STATED TASK: Both ends included, set down the lines from the line containing "Output a JSON" through the last line of the records below, without pictures.

Dataset records
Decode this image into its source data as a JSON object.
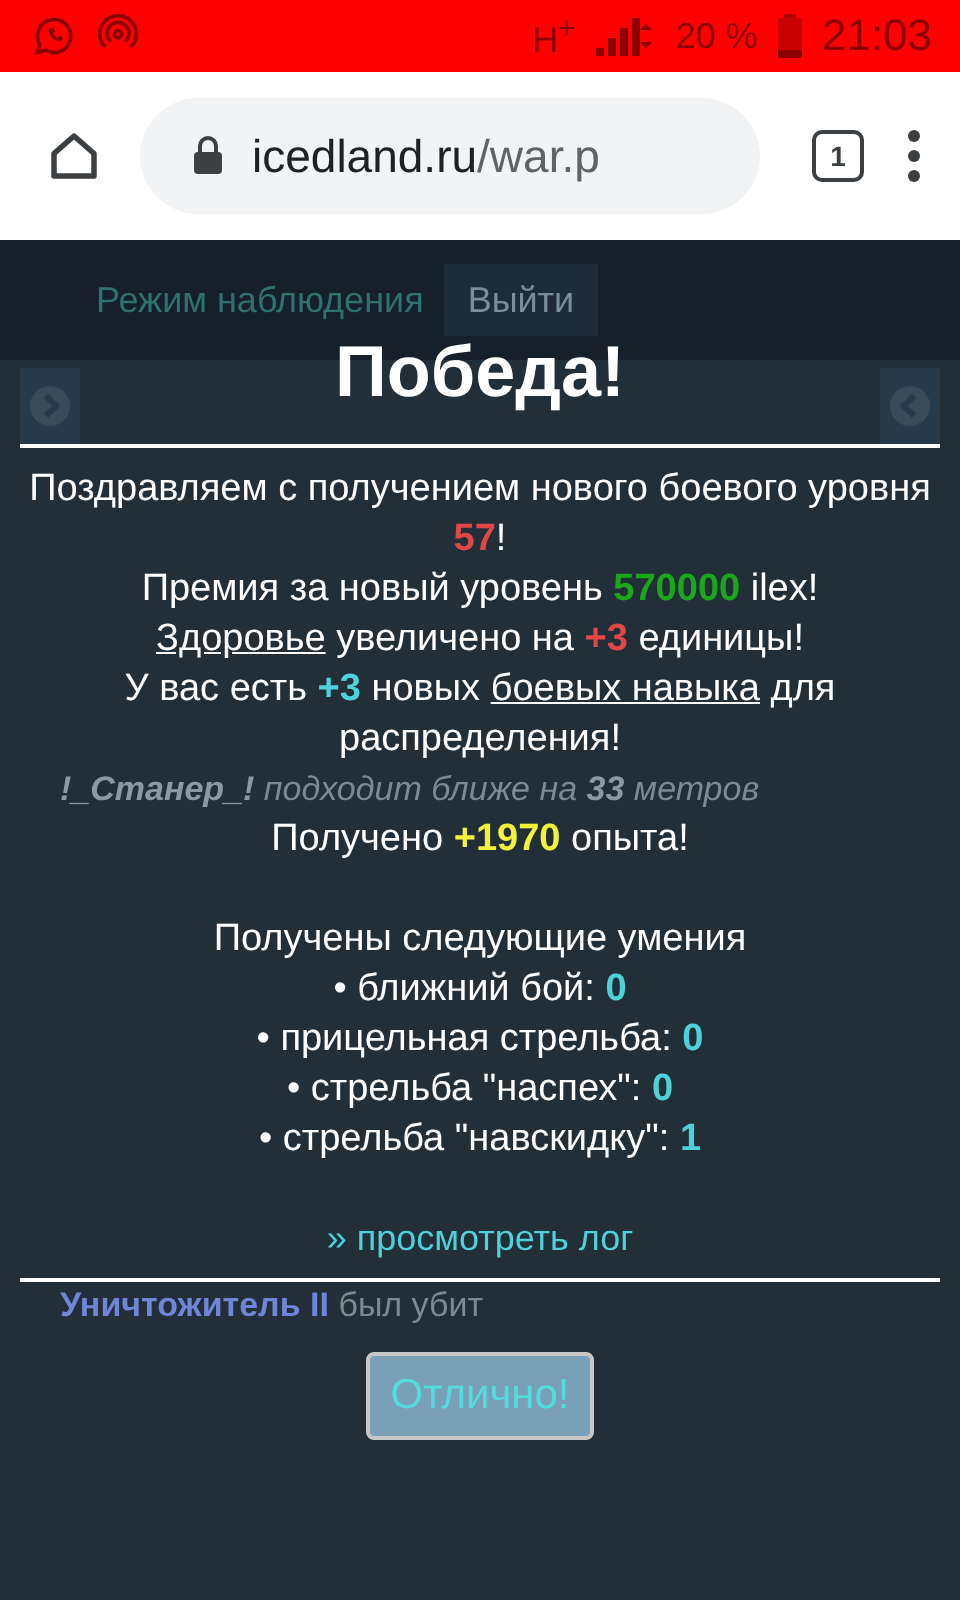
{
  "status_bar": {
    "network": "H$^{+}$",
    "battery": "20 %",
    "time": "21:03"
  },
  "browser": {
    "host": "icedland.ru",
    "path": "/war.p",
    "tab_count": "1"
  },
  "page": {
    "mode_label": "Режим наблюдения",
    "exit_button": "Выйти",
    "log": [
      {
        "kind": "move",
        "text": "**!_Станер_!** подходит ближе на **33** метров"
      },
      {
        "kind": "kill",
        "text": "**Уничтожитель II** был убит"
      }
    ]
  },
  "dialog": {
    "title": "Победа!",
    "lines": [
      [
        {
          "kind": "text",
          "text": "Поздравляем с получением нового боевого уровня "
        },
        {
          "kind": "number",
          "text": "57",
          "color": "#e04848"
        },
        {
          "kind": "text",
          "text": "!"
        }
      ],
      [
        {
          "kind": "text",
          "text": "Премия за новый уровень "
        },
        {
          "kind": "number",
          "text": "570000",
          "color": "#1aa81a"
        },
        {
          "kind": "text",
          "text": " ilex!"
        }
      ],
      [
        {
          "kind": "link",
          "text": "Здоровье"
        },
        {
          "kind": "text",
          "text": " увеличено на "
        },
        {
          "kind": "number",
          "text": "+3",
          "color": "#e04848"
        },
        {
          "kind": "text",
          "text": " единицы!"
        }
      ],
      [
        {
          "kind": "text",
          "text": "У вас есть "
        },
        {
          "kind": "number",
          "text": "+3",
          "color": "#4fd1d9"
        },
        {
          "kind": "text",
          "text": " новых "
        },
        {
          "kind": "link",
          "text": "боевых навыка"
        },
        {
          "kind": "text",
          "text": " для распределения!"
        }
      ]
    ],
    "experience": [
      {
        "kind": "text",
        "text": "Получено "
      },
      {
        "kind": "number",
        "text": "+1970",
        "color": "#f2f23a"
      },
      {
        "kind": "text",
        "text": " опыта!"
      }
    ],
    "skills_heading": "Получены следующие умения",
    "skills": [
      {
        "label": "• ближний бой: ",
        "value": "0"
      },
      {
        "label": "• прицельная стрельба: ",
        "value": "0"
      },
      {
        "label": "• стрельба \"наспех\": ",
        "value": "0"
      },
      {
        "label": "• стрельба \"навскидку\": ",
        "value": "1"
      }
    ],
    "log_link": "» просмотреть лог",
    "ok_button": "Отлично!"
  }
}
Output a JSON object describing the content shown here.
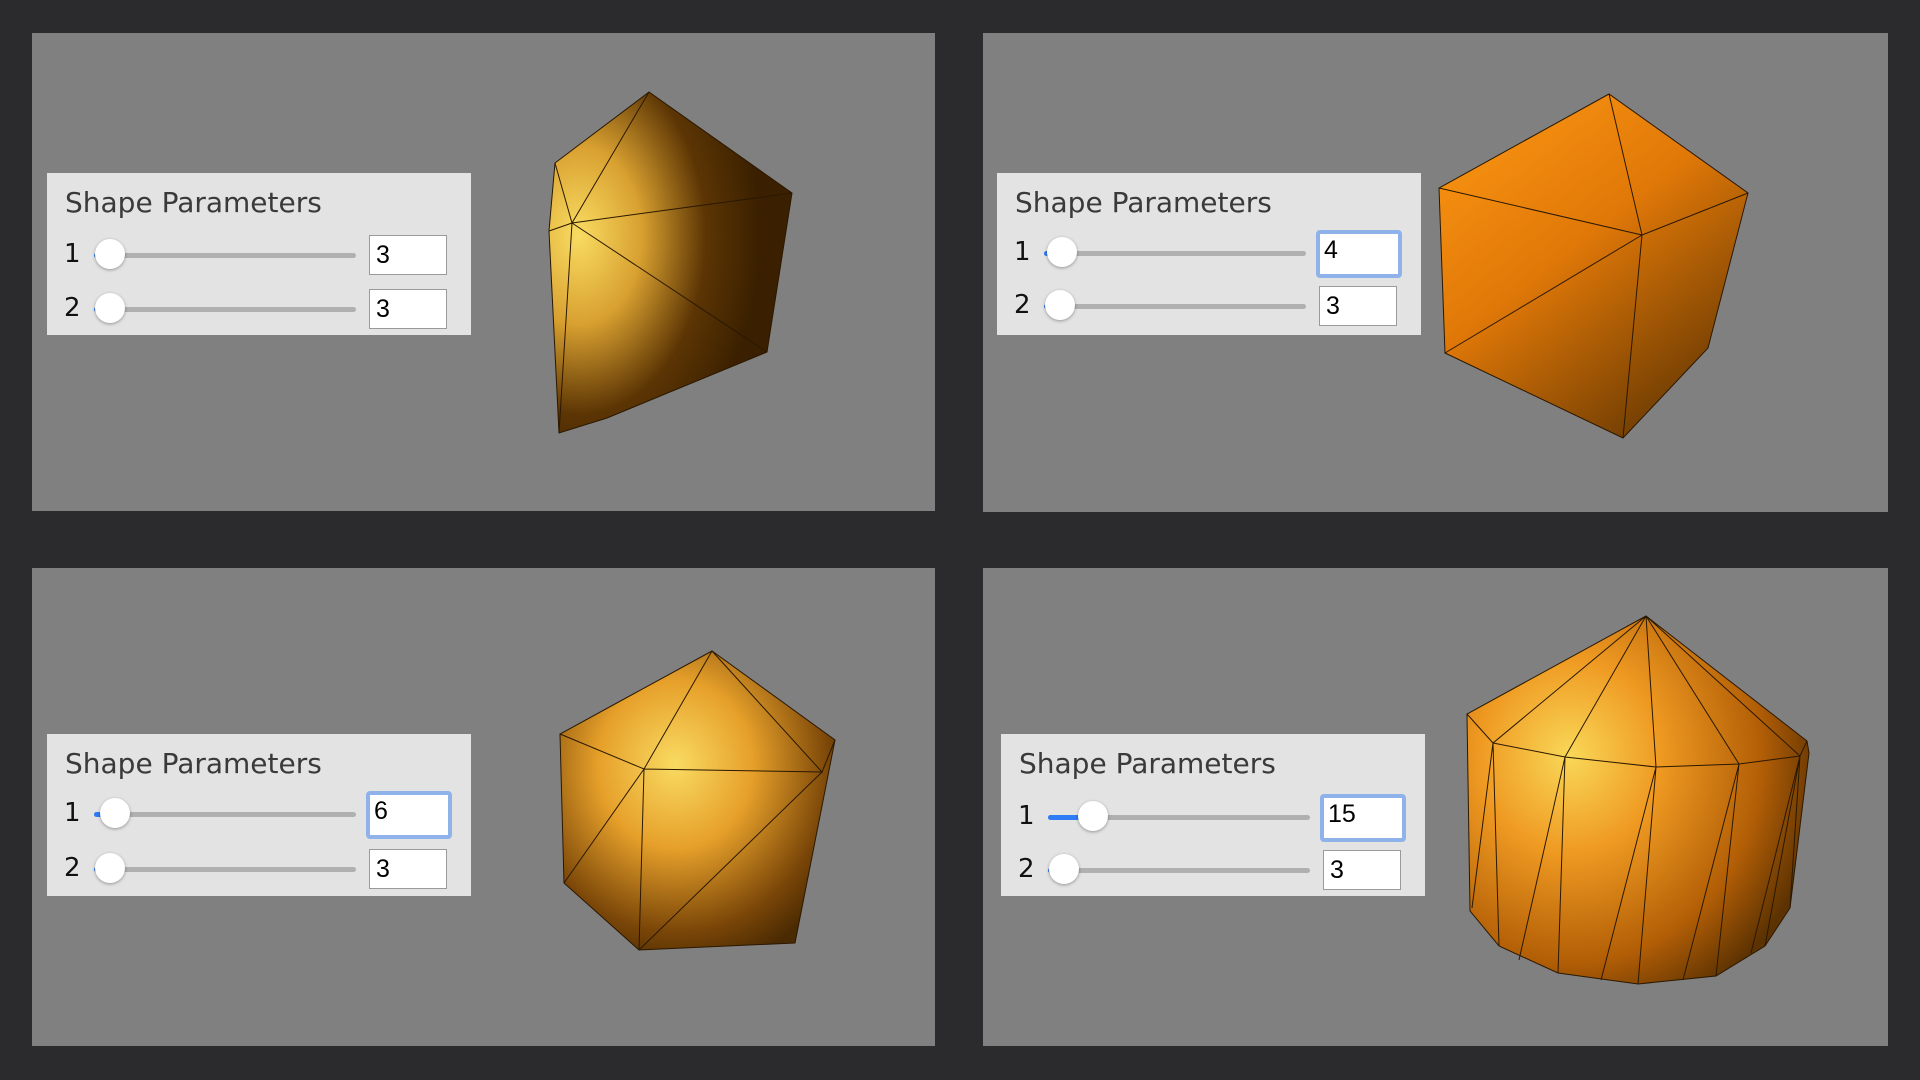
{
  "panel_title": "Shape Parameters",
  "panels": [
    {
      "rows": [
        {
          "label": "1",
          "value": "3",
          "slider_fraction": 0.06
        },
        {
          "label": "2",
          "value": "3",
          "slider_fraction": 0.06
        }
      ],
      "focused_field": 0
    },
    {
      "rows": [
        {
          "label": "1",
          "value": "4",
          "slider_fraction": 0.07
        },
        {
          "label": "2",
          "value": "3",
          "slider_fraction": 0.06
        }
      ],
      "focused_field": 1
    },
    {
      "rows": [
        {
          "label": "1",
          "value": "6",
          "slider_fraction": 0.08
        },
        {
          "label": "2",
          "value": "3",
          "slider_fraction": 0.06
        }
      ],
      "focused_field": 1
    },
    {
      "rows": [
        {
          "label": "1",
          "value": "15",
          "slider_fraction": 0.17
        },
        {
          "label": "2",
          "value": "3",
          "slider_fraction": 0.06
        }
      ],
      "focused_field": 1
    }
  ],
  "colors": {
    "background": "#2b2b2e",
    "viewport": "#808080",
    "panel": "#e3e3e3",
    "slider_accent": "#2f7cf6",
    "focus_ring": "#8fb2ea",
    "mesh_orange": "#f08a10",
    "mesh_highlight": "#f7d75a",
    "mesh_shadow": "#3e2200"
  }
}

ANSWER FOR THIS EXERCISE:
Output a JSON object describing the content shown here.
{
  "panel_title": "Shape Parameters",
  "panels": [
    {
      "rows": [
        {
          "label": "1",
          "value": "3",
          "slider_fraction": 0.06
        },
        {
          "label": "2",
          "value": "3",
          "slider_fraction": 0.06
        }
      ],
      "focused_field": 0
    },
    {
      "rows": [
        {
          "label": "1",
          "value": "4",
          "slider_fraction": 0.07
        },
        {
          "label": "2",
          "value": "3",
          "slider_fraction": 0.06
        }
      ],
      "focused_field": 1
    },
    {
      "rows": [
        {
          "label": "1",
          "value": "6",
          "slider_fraction": 0.08
        },
        {
          "label": "2",
          "value": "3",
          "slider_fraction": 0.06
        }
      ],
      "focused_field": 1
    },
    {
      "rows": [
        {
          "label": "1",
          "value": "15",
          "slider_fraction": 0.17
        },
        {
          "label": "2",
          "value": "3",
          "slider_fraction": 0.06
        }
      ],
      "focused_field": 1
    }
  ],
  "colors": {
    "background": "#2b2b2e",
    "viewport": "#808080",
    "panel": "#e3e3e3",
    "slider_accent": "#2f7cf6",
    "focus_ring": "#8fb2ea",
    "mesh_orange": "#f08a10",
    "mesh_highlight": "#f7d75a",
    "mesh_shadow": "#3e2200"
  }
}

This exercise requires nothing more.